- **Task instructions**: Each entry should be written out once more, exactly as given below.

- **Raw data**:
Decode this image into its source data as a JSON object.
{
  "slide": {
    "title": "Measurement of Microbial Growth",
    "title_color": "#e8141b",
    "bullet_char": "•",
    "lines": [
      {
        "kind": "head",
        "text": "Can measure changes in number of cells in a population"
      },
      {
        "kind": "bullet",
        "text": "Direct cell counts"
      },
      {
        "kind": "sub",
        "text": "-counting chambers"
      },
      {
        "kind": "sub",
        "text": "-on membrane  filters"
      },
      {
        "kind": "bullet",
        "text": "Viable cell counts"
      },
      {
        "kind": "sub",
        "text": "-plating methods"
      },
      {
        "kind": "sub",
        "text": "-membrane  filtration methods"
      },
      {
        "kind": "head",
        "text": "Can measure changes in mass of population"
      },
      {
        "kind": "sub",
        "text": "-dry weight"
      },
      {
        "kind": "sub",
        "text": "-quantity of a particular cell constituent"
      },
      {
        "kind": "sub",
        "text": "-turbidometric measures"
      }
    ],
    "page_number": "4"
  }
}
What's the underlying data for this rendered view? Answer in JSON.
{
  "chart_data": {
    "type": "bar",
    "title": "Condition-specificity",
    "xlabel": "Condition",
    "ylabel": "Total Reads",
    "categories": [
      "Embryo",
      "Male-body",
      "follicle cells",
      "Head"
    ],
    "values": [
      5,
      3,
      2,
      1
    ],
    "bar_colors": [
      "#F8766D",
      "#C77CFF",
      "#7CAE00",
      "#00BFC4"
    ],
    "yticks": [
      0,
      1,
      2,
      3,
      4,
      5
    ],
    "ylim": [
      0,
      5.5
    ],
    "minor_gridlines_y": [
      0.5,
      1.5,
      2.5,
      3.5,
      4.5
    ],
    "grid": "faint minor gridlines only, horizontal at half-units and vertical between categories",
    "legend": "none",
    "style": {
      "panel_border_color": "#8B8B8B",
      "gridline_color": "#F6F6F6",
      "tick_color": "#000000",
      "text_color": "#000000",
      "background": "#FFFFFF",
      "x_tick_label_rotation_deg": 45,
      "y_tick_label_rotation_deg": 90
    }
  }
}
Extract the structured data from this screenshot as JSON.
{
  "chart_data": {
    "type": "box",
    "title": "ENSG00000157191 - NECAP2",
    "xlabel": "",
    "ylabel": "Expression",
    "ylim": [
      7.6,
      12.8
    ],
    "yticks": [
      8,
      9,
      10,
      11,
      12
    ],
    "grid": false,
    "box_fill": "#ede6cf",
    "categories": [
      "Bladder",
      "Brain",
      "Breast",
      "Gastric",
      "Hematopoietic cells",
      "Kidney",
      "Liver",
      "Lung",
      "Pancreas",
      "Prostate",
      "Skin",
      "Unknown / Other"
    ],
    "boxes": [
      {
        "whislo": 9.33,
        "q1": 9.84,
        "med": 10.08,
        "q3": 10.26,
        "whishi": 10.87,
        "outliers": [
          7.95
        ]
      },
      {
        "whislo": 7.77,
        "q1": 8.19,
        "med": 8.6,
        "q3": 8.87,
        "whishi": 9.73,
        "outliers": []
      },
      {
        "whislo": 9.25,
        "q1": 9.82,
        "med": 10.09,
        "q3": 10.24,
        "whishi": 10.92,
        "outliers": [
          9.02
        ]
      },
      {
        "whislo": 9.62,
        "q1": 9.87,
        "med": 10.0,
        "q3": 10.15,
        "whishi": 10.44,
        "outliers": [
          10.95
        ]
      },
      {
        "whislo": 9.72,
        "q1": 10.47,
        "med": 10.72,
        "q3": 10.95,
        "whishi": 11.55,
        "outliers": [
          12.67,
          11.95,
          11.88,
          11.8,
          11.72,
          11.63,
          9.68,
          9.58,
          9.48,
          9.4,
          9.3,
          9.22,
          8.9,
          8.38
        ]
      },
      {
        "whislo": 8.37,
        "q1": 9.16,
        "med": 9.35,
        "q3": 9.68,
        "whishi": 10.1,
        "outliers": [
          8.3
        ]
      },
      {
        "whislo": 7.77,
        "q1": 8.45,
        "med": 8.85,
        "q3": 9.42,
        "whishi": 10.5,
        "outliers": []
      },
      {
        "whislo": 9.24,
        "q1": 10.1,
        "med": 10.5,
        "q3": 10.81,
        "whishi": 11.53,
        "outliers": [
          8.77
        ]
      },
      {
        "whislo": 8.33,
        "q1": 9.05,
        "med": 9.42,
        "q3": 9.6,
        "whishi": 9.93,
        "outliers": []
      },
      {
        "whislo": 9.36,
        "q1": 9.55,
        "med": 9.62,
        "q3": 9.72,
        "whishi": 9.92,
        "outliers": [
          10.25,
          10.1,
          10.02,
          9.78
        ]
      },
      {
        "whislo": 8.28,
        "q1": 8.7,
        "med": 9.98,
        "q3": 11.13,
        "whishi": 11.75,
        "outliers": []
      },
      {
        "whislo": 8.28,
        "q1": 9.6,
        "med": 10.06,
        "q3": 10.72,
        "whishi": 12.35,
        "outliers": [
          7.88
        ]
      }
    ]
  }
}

- **Expected answer**:
Decode this image into its source data as a JSON object.
{
  "slide": {
    "title": "Measurement of Microbial Growth",
    "title_color": "#e8141b",
    "bullet_char": "•",
    "lines": [
      {
        "kind": "head",
        "text": "Can measure changes in number of cells in a population"
      },
      {
        "kind": "bullet",
        "text": "Direct cell counts"
      },
      {
        "kind": "sub",
        "text": "-counting chambers"
      },
      {
        "kind": "sub",
        "text": "-on membrane  filters"
      },
      {
        "kind": "bullet",
        "text": "Viable cell counts"
      },
      {
        "kind": "sub",
        "text": "-plating methods"
      },
      {
        "kind": "sub",
        "text": "-membrane  filtration methods"
      },
      {
        "kind": "head",
        "text": "Can measure changes in mass of population"
      },
      {
        "kind": "sub",
        "text": "-dry weight"
      },
      {
        "kind": "sub",
        "text": "-quantity of a particular cell constituent"
      },
      {
        "kind": "sub",
        "text": "-turbidometric measures"
      }
    ],
    "page_number": "4"
  }
}
What's the underlying data for this rendered view? Answer in JSON.
{
  "chart_data": {
    "type": "bar",
    "title": "Condition-specificity",
    "xlabel": "Condition",
    "ylabel": "Total Reads",
    "categories": [
      "Embryo",
      "Male-body",
      "follicle cells",
      "Head"
    ],
    "values": [
      5,
      3,
      2,
      1
    ],
    "bar_colors": [
      "#F8766D",
      "#C77CFF",
      "#7CAE00",
      "#00BFC4"
    ],
    "yticks": [
      0,
      1,
      2,
      3,
      4,
      5
    ],
    "ylim": [
      0,
      5.5
    ],
    "minor_gridlines_y": [
      0.5,
      1.5,
      2.5,
      3.5,
      4.5
    ],
    "grid": "faint minor gridlines only, horizontal at half-units and vertical between categories",
    "legend": "none",
    "style": {
      "panel_border_color": "#8B8B8B",
      "gridline_color": "#F6F6F6",
      "tick_color": "#000000",
      "text_color": "#000000",
      "background": "#FFFFFF",
      "x_tick_label_rotation_deg": 45,
      "y_tick_label_rotation_deg": 90
    }
  }
}
Extract the structured data from this screenshot as JSON.
{
  "chart_data": {
    "type": "box",
    "title": "ENSG00000157191 - NECAP2",
    "xlabel": "",
    "ylabel": "Expression",
    "ylim": [
      7.6,
      12.8
    ],
    "yticks": [
      8,
      9,
      10,
      11,
      12
    ],
    "grid": false,
    "box_fill": "#ede6cf",
    "categories": [
      "Bladder",
      "Brain",
      "Breast",
      "Gastric",
      "Hematopoietic cells",
      "Kidney",
      "Liver",
      "Lung",
      "Pancreas",
      "Prostate",
      "Skin",
      "Unknown / Other"
    ],
    "boxes": [
      {
        "whislo": 9.33,
        "q1": 9.84,
        "med": 10.08,
        "q3": 10.26,
        "whishi": 10.87,
        "outliers": [
          7.95
        ]
      },
      {
        "whislo": 7.77,
        "q1": 8.19,
        "med": 8.6,
        "q3": 8.87,
        "whishi": 9.73,
        "outliers": []
      },
      {
        "whislo": 9.25,
        "q1": 9.82,
        "med": 10.09,
        "q3": 10.24,
        "whishi": 10.92,
        "outliers": [
          9.02
        ]
      },
      {
        "whislo": 9.62,
        "q1": 9.87,
        "med": 10.0,
        "q3": 10.15,
        "whishi": 10.44,
        "outliers": [
          10.95
        ]
      },
      {
        "whislo": 9.72,
        "q1": 10.47,
        "med": 10.72,
        "q3": 10.95,
        "whishi": 11.55,
        "outliers": [
          12.67,
          11.95,
          11.88,
          11.8,
          11.72,
          11.63,
          9.68,
          9.58,
          9.48,
          9.4,
          9.3,
          9.22,
          8.9,
          8.38
        ]
      },
      {
        "whislo": 8.37,
        "q1": 9.16,
        "med": 9.35,
        "q3": 9.68,
        "whishi": 10.1,
        "outliers": [
          8.3
        ]
      },
      {
        "whislo": 7.77,
        "q1": 8.45,
        "med": 8.85,
        "q3": 9.42,
        "whishi": 10.5,
        "outliers": []
      },
      {
        "whislo": 9.24,
        "q1": 10.1,
        "med": 10.5,
        "q3": 10.81,
        "whishi": 11.53,
        "outliers": [
          8.77
        ]
      },
      {
        "whislo": 8.33,
        "q1": 9.05,
        "med": 9.42,
        "q3": 9.6,
        "whishi": 9.93,
        "outliers": []
      },
      {
        "whislo": 9.36,
        "q1": 9.55,
        "med": 9.62,
        "q3": 9.72,
        "whishi": 9.92,
        "outliers": [
          10.25,
          10.1,
          10.02,
          9.78
        ]
      },
      {
        "whislo": 8.28,
        "q1": 8.7,
        "med": 9.98,
        "q3": 11.13,
        "whishi": 11.75,
        "outliers": []
      },
      {
        "whislo": 8.28,
        "q1": 9.6,
        "med": 10.06,
        "q3": 10.72,
        "whishi": 12.35,
        "outliers": [
          7.88
        ]
      }
    ]
  }
}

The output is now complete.